_EXCERPT_.
- Opening Delimiter -

Indicators of compromise (IoCs) include:

• Presence of suspicious or unknown kernel-mode drivers in %SystemRoot%\System32\drivers\.

• Unusual LSASS memory access patterns, particularly from kernel-mode drivers.

• Drivers signed with revoked, stolen, or suspicious digital certificates.

• Unexpected system crashes or stability issues potentially caused by malicious kernel-mode drivers.

• Abnormal registry modifications related to driver loading and persistence.

Why it is Important to Detect This Technique

Detecting the LSASS Driver sub-technique is critical due to its severe implications for system and network security. Early detection is essential because:

• Credential Theft Risk: Successful exploitation allows attackers to harvest critical credentials, enabling lateral movement, privilege escalation, and complete compromise of enterprise environments.

- Closing Delimiter -

_PROVIDED RECORDS_.
- Opening Delimiter -

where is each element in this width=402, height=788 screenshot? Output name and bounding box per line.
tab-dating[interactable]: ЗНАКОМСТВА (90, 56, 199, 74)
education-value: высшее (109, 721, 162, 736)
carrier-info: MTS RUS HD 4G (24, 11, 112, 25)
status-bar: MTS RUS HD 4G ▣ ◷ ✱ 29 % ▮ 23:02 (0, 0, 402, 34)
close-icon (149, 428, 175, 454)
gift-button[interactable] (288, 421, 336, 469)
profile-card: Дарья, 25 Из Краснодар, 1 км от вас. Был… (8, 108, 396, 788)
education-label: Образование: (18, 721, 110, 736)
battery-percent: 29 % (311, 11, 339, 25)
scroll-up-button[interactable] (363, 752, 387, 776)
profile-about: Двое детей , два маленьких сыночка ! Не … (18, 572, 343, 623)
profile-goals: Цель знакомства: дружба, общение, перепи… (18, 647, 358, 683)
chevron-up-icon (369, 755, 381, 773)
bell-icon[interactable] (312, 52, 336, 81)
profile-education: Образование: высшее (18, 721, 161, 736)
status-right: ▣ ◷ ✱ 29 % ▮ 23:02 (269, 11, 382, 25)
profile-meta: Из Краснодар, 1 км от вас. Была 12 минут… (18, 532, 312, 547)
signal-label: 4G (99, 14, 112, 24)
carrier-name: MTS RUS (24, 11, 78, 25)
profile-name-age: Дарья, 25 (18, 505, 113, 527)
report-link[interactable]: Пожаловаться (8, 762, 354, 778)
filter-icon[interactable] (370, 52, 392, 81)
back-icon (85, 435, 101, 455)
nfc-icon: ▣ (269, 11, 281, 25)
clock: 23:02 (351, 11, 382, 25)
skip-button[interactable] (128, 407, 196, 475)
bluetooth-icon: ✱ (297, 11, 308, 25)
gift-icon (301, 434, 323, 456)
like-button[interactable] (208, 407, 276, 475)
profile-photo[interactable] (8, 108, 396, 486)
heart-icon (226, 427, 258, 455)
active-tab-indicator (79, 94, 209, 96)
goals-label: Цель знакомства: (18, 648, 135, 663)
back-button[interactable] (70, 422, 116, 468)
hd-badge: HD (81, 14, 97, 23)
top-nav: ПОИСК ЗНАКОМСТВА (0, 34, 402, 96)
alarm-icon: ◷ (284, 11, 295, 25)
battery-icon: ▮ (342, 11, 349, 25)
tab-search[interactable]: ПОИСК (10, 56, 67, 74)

- Closing Delimiter -

_STUDY QUESTIONS_.
- a) How would you sum up the LSASS Driver excerpt in two sentences?
- b) Can you write out the part of the LSASS Driver excerpt starting with "Indicators of compromise" and going on through "from kernel-mode drivers."?

_ANSWERS FOR THIS EXERCISE_.
- a) The LSASS Driver excerpt lists indicators of compromise: suspicious or unknown kernel-mode drivers, unusual LSASS memory access (especially from kernel-mode drivers), drivers signed with revoked, stolen, or suspicious certificates, unexpected crashes or instability, and abnormal registry changes tied to driver loading and persistence. It says detecting the LSASS Driver sub-technique is critical because successful exploitation lets attackers harvest critical credentials, enabling lateral movement, privilege escalation, and complete compromise of enterprise environments.

- b)
Indicators of compromise (IoCs) include:

• Presence of suspicious or unknown kernel-mode drivers in %SystemRoot%\System32\drivers\.

• Unusual LSASS memory access patterns, particularly from kernel-mode drivers.